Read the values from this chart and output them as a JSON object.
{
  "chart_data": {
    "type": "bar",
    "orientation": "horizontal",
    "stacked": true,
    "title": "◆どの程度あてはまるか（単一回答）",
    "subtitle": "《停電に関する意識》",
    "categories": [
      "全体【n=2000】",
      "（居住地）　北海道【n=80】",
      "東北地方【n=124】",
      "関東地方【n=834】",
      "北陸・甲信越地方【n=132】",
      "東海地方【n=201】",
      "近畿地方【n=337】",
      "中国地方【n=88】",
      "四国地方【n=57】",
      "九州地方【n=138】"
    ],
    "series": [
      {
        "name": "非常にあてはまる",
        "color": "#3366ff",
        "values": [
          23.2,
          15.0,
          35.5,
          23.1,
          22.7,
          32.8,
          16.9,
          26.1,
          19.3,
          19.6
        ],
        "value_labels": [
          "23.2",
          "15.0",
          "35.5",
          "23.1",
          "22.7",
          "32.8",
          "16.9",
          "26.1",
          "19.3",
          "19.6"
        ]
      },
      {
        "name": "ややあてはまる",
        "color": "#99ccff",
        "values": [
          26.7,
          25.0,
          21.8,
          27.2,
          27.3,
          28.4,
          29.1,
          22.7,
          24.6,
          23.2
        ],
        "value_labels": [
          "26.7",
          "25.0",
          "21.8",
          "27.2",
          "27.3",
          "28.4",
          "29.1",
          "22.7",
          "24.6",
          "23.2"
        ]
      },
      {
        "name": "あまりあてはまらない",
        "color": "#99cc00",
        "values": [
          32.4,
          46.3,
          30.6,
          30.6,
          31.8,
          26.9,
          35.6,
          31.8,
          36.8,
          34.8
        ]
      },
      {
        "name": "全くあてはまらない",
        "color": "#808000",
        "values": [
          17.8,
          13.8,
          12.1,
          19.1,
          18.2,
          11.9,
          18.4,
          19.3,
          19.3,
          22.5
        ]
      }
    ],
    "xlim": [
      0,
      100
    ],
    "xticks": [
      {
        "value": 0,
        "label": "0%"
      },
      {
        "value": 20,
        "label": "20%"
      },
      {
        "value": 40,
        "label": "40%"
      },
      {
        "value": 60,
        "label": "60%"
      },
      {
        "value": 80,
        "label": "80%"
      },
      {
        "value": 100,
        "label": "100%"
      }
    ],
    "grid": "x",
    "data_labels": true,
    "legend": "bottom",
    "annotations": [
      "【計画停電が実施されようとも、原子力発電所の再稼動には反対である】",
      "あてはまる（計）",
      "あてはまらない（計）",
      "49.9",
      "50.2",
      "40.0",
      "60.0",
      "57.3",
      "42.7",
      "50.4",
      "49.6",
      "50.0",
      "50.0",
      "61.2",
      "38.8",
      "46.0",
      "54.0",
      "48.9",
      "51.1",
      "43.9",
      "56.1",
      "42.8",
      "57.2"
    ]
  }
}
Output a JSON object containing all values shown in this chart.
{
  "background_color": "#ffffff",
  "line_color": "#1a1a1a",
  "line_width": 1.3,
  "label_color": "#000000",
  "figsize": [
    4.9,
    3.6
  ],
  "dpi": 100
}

* Work required:
Hand back the material above in full, exactly as written.

* Solution to the problem:
Read the values from this chart and output them as a JSON object.
{
  "chart_data": {
    "type": "bar",
    "orientation": "horizontal",
    "stacked": true,
    "title": "◆どの程度あてはまるか（単一回答）",
    "subtitle": "《停電に関する意識》",
    "categories": [
      "全体【n=2000】",
      "（居住地）　北海道【n=80】",
      "東北地方【n=124】",
      "関東地方【n=834】",
      "北陸・甲信越地方【n=132】",
      "東海地方【n=201】",
      "近畿地方【n=337】",
      "中国地方【n=88】",
      "四国地方【n=57】",
      "九州地方【n=138】"
    ],
    "series": [
      {
        "name": "非常にあてはまる",
        "color": "#3366ff",
        "values": [
          23.2,
          15.0,
          35.5,
          23.1,
          22.7,
          32.8,
          16.9,
          26.1,
          19.3,
          19.6
        ],
        "value_labels": [
          "23.2",
          "15.0",
          "35.5",
          "23.1",
          "22.7",
          "32.8",
          "16.9",
          "26.1",
          "19.3",
          "19.6"
        ]
      },
      {
        "name": "ややあてはまる",
        "color": "#99ccff",
        "values": [
          26.7,
          25.0,
          21.8,
          27.2,
          27.3,
          28.4,
          29.1,
          22.7,
          24.6,
          23.2
        ],
        "value_labels": [
          "26.7",
          "25.0",
          "21.8",
          "27.2",
          "27.3",
          "28.4",
          "29.1",
          "22.7",
          "24.6",
          "23.2"
        ]
      },
      {
        "name": "あまりあてはまらない",
        "color": "#99cc00",
        "values": [
          32.4,
          46.3,
          30.6,
          30.6,
          31.8,
          26.9,
          35.6,
          31.8,
          36.8,
          34.8
        ]
      },
      {
        "name": "全くあてはまらない",
        "color": "#808000",
        "values": [
          17.8,
          13.8,
          12.1,
          19.1,
          18.2,
          11.9,
          18.4,
          19.3,
          19.3,
          22.5
        ]
      }
    ],
    "xlim": [
      0,
      100
    ],
    "xticks": [
      {
        "value": 0,
        "label": "0%"
      },
      {
        "value": 20,
        "label": "20%"
      },
      {
        "value": 40,
        "label": "40%"
      },
      {
        "value": 60,
        "label": "60%"
      },
      {
        "value": 80,
        "label": "80%"
      },
      {
        "value": 100,
        "label": "100%"
      }
    ],
    "grid": "x",
    "data_labels": true,
    "legend": "bottom",
    "annotations": [
      "【計画停電が実施されようとも、原子力発電所の再稼動には反対である】",
      "あてはまる（計）",
      "あてはまらない（計）",
      "49.9",
      "50.2",
      "40.0",
      "60.0",
      "57.3",
      "42.7",
      "50.4",
      "49.6",
      "50.0",
      "50.0",
      "61.2",
      "38.8",
      "46.0",
      "54.0",
      "48.9",
      "51.1",
      "43.9",
      "56.1",
      "42.8",
      "57.2"
    ]
  }
}
Output a JSON object containing all values shown in this chart.
{
  "background_color": "#ffffff",
  "line_color": "#1a1a1a",
  "line_width": 1.3,
  "label_color": "#000000",
  "figsize": [
    4.9,
    3.6
  ],
  "dpi": 100
}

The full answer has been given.